- Goal of the exercise -
Pull every line containing "JSON" from the entries.

(Collected data)
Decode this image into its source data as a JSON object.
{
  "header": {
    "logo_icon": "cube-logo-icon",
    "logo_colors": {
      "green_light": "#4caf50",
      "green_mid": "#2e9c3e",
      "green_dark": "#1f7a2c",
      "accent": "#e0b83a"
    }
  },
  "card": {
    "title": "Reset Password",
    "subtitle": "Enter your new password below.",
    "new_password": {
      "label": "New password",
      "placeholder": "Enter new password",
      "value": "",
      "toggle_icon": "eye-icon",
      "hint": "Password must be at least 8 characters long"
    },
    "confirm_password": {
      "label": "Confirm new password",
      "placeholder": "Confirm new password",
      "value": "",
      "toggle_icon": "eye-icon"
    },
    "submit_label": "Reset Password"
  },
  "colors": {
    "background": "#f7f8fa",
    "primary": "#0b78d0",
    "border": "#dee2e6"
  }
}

---

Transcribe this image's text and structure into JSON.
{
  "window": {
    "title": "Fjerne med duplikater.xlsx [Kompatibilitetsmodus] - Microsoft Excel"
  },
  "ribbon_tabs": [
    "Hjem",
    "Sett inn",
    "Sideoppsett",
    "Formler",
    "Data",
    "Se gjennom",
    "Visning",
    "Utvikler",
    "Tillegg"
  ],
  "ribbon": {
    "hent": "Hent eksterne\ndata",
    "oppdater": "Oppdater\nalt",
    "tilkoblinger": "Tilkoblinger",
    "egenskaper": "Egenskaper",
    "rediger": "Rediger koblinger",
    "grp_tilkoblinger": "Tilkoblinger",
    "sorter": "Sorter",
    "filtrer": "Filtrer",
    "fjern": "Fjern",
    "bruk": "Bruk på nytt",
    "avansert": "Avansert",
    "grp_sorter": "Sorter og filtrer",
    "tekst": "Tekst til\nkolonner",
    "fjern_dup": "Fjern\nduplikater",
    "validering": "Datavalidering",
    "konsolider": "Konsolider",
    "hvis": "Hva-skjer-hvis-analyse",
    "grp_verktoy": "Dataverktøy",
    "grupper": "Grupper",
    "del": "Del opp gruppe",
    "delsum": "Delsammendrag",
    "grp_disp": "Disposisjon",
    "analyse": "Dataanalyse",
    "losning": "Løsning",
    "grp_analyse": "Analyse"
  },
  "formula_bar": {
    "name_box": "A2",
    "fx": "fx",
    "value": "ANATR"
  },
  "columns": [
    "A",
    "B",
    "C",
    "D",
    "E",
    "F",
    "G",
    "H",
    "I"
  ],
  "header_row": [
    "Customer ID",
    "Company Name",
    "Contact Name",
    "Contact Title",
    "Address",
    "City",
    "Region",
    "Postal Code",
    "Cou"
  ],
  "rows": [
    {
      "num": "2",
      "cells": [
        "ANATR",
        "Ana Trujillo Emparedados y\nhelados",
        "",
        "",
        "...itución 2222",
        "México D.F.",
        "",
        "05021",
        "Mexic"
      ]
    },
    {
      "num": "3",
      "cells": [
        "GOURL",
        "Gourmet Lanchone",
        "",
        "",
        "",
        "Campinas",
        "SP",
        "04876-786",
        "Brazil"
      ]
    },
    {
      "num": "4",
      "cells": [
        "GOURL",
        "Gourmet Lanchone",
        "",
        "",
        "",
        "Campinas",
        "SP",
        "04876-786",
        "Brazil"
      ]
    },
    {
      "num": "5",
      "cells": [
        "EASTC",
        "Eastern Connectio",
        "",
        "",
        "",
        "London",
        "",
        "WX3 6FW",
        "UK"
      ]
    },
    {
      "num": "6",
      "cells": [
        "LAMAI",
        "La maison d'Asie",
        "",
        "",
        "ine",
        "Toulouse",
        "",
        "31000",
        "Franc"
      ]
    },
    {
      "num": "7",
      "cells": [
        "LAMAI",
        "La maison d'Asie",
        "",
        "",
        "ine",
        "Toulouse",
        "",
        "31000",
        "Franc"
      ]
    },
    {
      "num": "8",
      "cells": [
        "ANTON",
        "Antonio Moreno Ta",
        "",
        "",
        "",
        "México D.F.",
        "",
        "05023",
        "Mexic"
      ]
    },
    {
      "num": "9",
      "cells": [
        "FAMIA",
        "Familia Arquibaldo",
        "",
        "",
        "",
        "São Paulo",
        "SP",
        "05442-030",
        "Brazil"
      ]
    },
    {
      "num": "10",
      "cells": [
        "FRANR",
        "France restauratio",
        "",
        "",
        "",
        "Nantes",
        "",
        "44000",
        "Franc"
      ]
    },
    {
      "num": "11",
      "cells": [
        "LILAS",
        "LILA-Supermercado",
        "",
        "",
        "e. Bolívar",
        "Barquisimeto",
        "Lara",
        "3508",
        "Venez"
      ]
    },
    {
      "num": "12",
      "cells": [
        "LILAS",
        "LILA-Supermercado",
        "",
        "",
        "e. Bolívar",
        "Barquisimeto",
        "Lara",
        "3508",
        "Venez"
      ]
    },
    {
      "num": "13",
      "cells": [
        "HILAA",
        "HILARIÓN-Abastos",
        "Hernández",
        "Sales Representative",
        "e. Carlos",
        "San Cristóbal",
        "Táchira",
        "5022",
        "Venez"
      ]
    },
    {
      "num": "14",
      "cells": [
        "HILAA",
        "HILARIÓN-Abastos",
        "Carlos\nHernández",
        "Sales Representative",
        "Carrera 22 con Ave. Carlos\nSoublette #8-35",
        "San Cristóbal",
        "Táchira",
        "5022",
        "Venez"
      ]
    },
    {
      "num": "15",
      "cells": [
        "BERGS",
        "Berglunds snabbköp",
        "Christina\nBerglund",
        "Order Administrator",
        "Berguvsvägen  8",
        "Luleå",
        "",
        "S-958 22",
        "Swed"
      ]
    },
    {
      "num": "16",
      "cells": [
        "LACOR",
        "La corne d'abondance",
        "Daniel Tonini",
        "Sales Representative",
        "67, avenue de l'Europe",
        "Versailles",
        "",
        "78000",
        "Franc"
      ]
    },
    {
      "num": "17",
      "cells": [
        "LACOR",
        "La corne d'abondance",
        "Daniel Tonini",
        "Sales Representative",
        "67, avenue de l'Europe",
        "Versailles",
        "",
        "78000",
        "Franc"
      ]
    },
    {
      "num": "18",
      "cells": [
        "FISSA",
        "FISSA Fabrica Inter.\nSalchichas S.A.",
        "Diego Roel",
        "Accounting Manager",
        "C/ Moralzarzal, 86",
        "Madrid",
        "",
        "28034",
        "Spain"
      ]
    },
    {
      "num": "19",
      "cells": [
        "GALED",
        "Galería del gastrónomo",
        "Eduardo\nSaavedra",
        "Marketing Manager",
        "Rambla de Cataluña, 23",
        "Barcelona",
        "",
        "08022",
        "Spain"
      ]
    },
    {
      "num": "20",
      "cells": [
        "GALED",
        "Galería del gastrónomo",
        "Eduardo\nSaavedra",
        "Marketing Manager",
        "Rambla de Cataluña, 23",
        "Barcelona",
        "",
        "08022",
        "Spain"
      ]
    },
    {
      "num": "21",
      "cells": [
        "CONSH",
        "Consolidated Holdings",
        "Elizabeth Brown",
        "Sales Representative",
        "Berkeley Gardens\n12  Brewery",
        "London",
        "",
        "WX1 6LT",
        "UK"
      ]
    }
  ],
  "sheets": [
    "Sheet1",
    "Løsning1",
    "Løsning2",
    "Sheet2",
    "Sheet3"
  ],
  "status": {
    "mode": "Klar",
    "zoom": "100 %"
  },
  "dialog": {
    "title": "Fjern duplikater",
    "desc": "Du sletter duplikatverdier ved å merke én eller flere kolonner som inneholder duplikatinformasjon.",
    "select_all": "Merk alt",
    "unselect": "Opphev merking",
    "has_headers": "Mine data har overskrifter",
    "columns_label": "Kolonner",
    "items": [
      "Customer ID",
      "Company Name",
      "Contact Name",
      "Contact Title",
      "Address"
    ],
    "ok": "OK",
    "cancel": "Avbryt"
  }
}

- Result of the task -
Decode this image into its source data as a JSON object.
Transcribe this image's text and structure into JSON.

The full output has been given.